- Goal -
Give, as a bare number, the count of lines that contain the word "Median".

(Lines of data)
## Start

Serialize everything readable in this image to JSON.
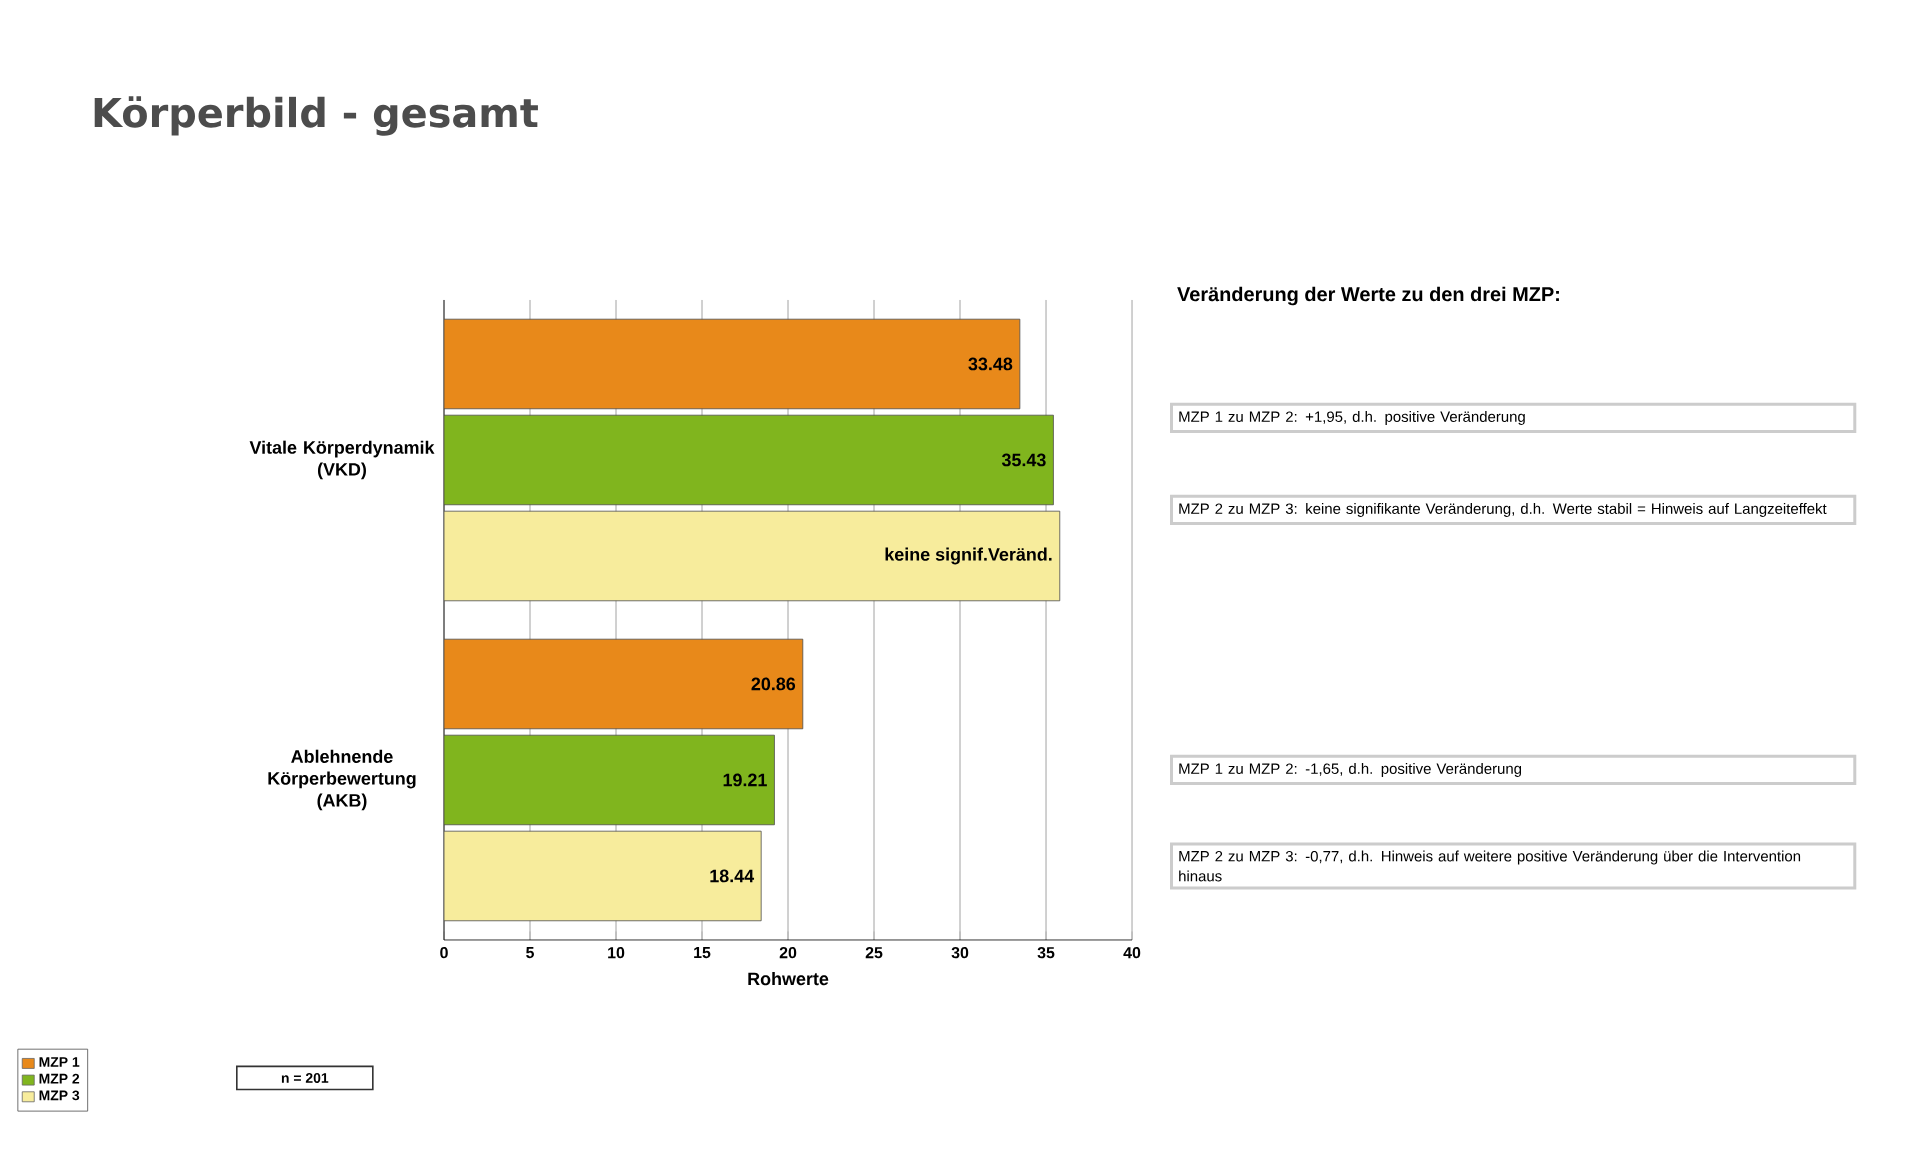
{
  "chart_data": {
    "type": "bar",
    "orientation": "horizontal",
    "title": "Körperbild - gesamt",
    "xlabel": "Rohwerte",
    "categories": [
      "Vitale Körperdynamik (VKD)",
      "Ablehnende Körperbewertung (AKB)"
    ],
    "series": [
      {
        "name": "MZP 1",
        "color": "#e8891a",
        "values": [
          33.48,
          20.86
        ],
        "value_labels": [
          "33.48",
          "20.86"
        ]
      },
      {
        "name": "MZP 2",
        "color": "#80b51e",
        "values": [
          35.43,
          19.21
        ],
        "value_labels": [
          "35.43",
          "19.21"
        ]
      },
      {
        "name": "MZP 3",
        "color": "#f7ec9c",
        "values": [
          35.8,
          18.44
        ],
        "value_labels": [
          "keine signif.Veränd.",
          "18.44"
        ]
      }
    ],
    "xlim": [
      0,
      40
    ],
    "xticks": [
      0,
      5,
      10,
      15,
      20,
      25,
      30,
      35,
      40
    ],
    "grid": "x",
    "legend": "bottom left",
    "annotations": [
      "Veränderung der Werte zu den drei MZP:",
      "MZP 1 zu MZP 2:  +1,95, d.h. positive Veränderung",
      "MZP 2 zu MZP 3:  keine signifikante Veränderung, d.h. Werte stabil = Hinweis auf Langzeiteffekt",
      "MZP 1 zu MZP 2:  -1,65, d.h. positive Veränderung",
      "MZP 2 zu MZP 3:  -0,77, d.h. Hinweis auf weitere positive Veränderung über die Intervention hinaus",
      "n = 201"
    ]
  }
}
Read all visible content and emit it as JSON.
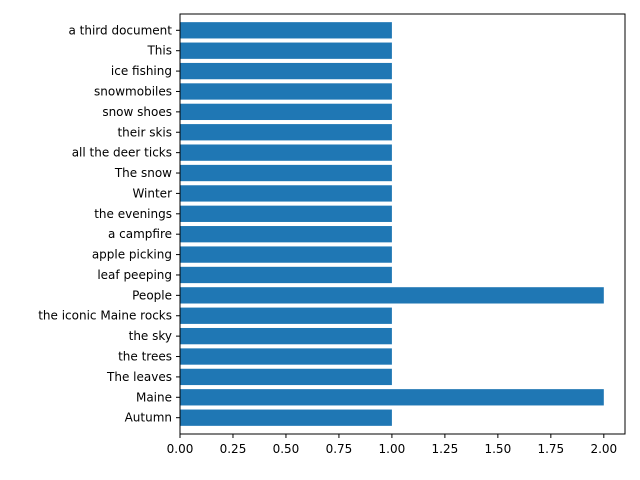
{
  "chart_data": {
    "type": "bar",
    "orientation": "horizontal",
    "categories": [
      "Autumn",
      "Maine",
      "The leaves",
      "the trees",
      "the sky",
      "the iconic Maine rocks",
      "People",
      "leaf peeping",
      "apple picking",
      "a campfire",
      "the evenings",
      "Winter",
      "The snow",
      "all the deer ticks",
      "their skis",
      "snow shoes",
      "snowmobiles",
      "ice fishing",
      "This",
      "a third document"
    ],
    "values": [
      1,
      2,
      1,
      1,
      1,
      1,
      2,
      1,
      1,
      1,
      1,
      1,
      1,
      1,
      1,
      1,
      1,
      1,
      1,
      1
    ],
    "xlim": [
      0,
      2.1
    ],
    "xticks": [
      "0.00",
      "0.25",
      "0.50",
      "0.75",
      "1.00",
      "1.25",
      "1.50",
      "1.75",
      "2.00"
    ],
    "title": "",
    "xlabel": "",
    "ylabel": "",
    "grid": false,
    "bar_color": "#1f77b4"
  }
}
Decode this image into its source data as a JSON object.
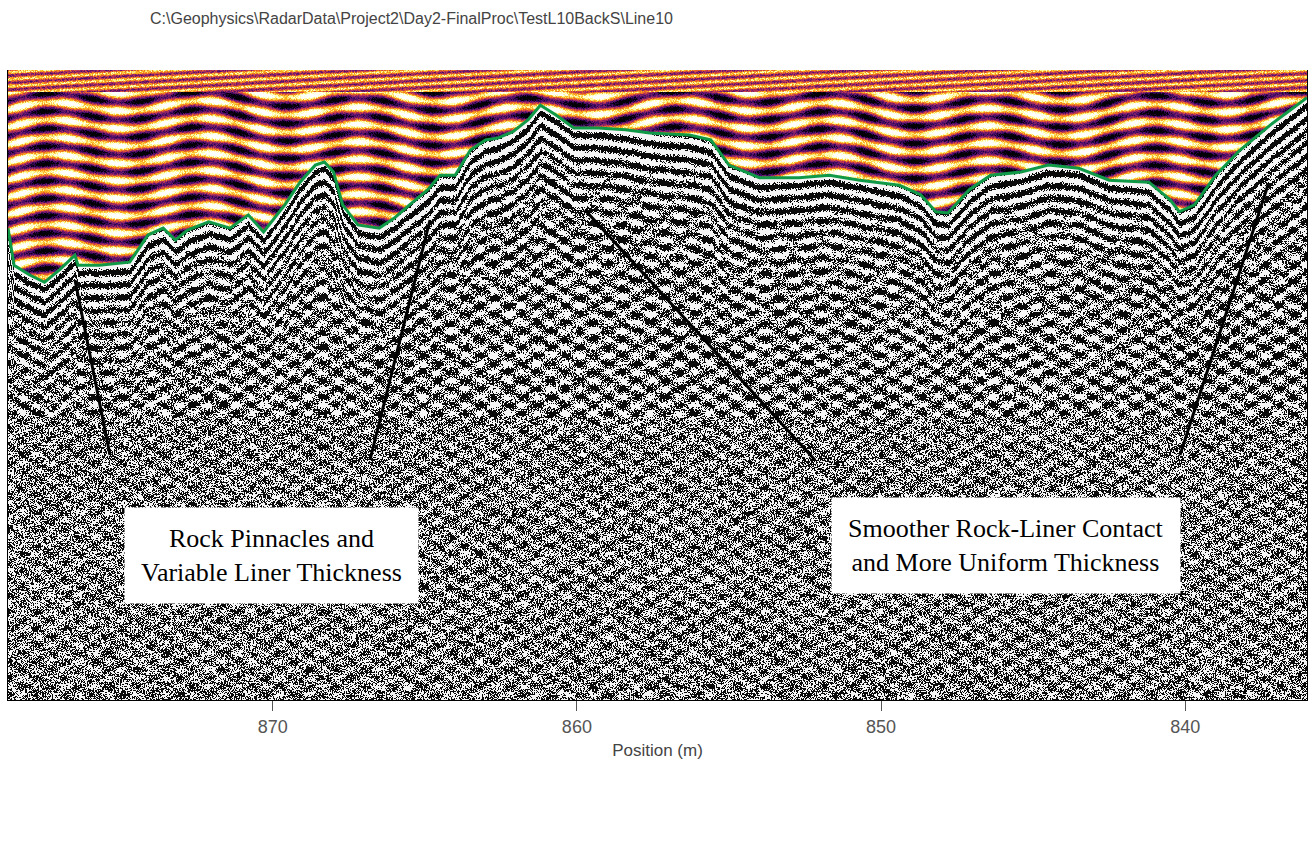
{
  "chart_data": {
    "type": "line",
    "title": "C:\\Geophysics\\RadarData\\Project2\\Day2-FinalProc\\TestL10BackS\\Line10",
    "x_label": "Position (m)",
    "x": [
      878.7,
      878.5,
      878.0,
      877.5,
      877.0,
      876.5,
      876.4,
      875.7,
      874.7,
      874.1,
      873.6,
      873.2,
      872.8,
      872.1,
      871.4,
      870.8,
      870.3,
      869.6,
      869.1,
      868.6,
      868.3,
      868.0,
      867.7,
      867.2,
      866.5,
      866.0,
      865.5,
      864.9,
      864.5,
      864.0,
      863.5,
      863.0,
      862.6,
      862.1,
      861.6,
      861.2,
      860.7,
      860.1,
      859.3,
      858.4,
      857.6,
      856.3,
      855.6,
      855.0,
      854.0,
      852.7,
      851.7,
      850.7,
      849.4,
      848.7,
      848.2,
      847.8,
      847.1,
      846.4,
      845.4,
      844.5,
      843.5,
      842.5,
      841.2,
      840.5,
      840.2,
      839.7,
      839.0,
      838.2,
      837.2,
      836.2,
      836.0
    ],
    "series": [
      {
        "color": "#109a48",
        "values": [
          25.1,
          31.0,
          32.5,
          33.7,
          31.7,
          29.4,
          31.0,
          31.0,
          30.5,
          26.2,
          25.1,
          27.0,
          25.4,
          24.1,
          25.1,
          23.0,
          25.7,
          21.4,
          17.8,
          15.1,
          14.6,
          16.2,
          21.4,
          24.6,
          25.1,
          23.5,
          21.4,
          19.0,
          16.7,
          16.7,
          12.7,
          11.1,
          10.8,
          9.8,
          7.9,
          5.6,
          7.1,
          9.2,
          9.2,
          9.5,
          10.0,
          10.3,
          11.1,
          15.1,
          17.1,
          17.1,
          16.7,
          17.5,
          18.3,
          19.8,
          22.5,
          22.7,
          19.0,
          16.7,
          16.2,
          15.1,
          15.6,
          17.5,
          17.8,
          20.6,
          22.5,
          21.4,
          16.7,
          12.7,
          8.7,
          5.2,
          4.4
        ]
      }
    ],
    "xlim": [
      878.7,
      836.0
    ],
    "xticks": [
      870,
      860,
      850,
      840
    ],
    "ylim": [
      100,
      0
    ],
    "tick_labels": "x",
    "annotations": [
      "Rock Pinnacles and\nVariable Liner Thickness",
      "Smoother Rock-Liner Contact\nand More Uniform Thickness"
    ]
  }
}
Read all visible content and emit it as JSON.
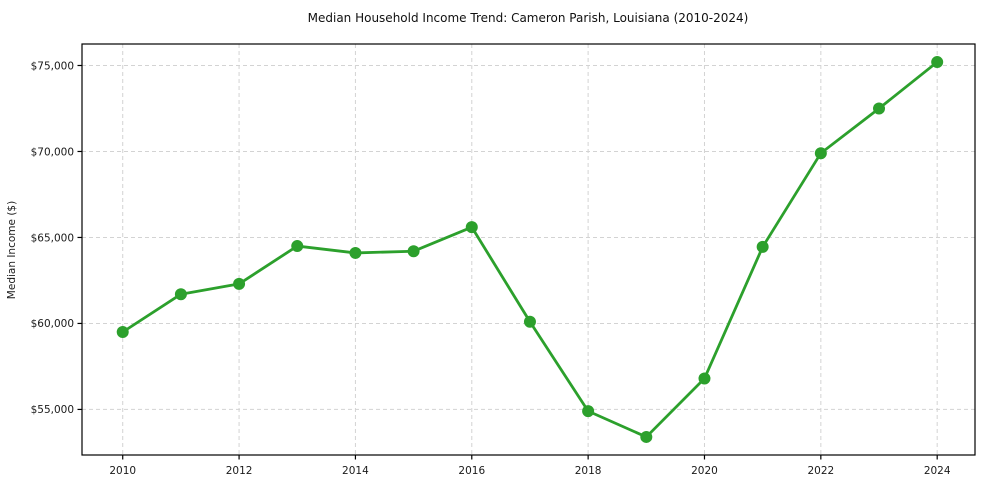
{
  "chart_data": {
    "type": "line",
    "title": "Median Household Income Trend: Cameron Parish, Louisiana (2010-2024)",
    "xlabel": "",
    "ylabel": "Median Income ($)",
    "series": [
      {
        "name": "Median Household Income",
        "x": [
          2010,
          2011,
          2012,
          2013,
          2014,
          2015,
          2016,
          2017,
          2018,
          2019,
          2020,
          2021,
          2022,
          2023,
          2024
        ],
        "y": [
          59500,
          61700,
          62300,
          64500,
          64100,
          64200,
          65600,
          60100,
          54900,
          53400,
          56800,
          64450,
          69900,
          72500,
          75200
        ]
      }
    ],
    "x_ticks": [
      2010,
      2012,
      2014,
      2016,
      2018,
      2020,
      2022,
      2024
    ],
    "x_tick_labels": [
      "2010",
      "2012",
      "2014",
      "2016",
      "2018",
      "2020",
      "2022",
      "2024"
    ],
    "y_ticks": [
      55000,
      60000,
      65000,
      70000,
      75000
    ],
    "y_tick_labels": [
      "$55,000",
      "$60,000",
      "$65,000",
      "$70,000",
      "$75,000"
    ],
    "xlim": [
      2009.3,
      2024.65
    ],
    "ylim": [
      52350,
      76250
    ],
    "grid": "dashed",
    "legend": "none",
    "marker": "circle",
    "colors": {
      "line": "#2ca02c",
      "marker": "#2ca02c",
      "grid": "#d3d3d3",
      "spine": "#000000",
      "tick_text": "#1a1a1a",
      "title_text": "#111111",
      "background": "#ffffff"
    }
  }
}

## End

- Expected answer -
3